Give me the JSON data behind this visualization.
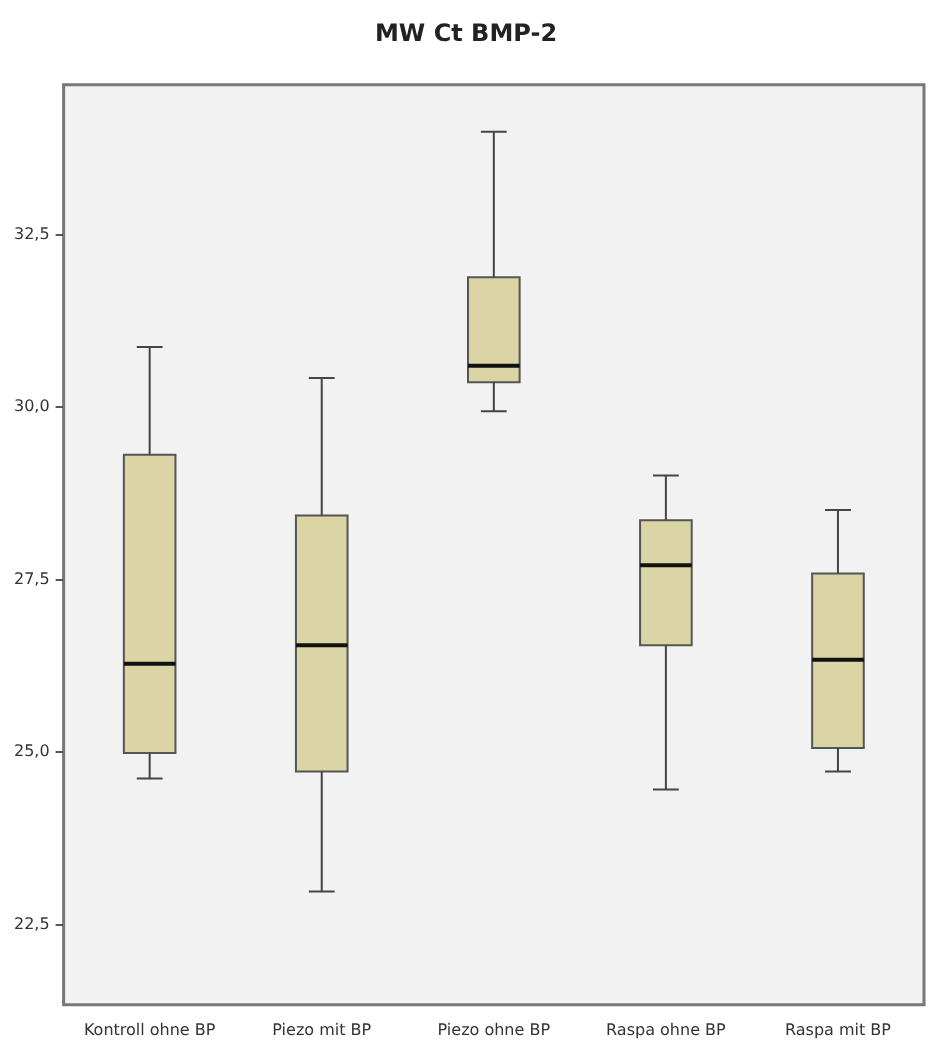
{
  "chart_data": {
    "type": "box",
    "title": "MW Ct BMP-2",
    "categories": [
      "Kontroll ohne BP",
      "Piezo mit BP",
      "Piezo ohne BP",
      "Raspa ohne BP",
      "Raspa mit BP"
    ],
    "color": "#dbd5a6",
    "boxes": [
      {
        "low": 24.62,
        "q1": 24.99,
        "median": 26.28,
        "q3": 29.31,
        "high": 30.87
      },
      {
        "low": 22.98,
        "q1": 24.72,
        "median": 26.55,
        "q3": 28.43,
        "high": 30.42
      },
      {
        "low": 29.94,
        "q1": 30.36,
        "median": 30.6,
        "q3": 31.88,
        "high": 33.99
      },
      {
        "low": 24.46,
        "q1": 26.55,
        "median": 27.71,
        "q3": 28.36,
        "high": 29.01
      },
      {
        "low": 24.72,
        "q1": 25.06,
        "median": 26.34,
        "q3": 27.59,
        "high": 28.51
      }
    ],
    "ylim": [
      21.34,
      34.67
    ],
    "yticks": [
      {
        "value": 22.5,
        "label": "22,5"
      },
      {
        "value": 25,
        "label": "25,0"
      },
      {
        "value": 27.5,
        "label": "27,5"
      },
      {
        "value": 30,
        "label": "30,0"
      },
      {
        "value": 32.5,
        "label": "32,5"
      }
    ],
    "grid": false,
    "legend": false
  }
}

### [What needs to be done]
From the data above, show each line that contains "ohne".

### [The solution]
      "Kontroll ohne BP",
      "Piezo ohne BP",
      "Raspa ohne BP",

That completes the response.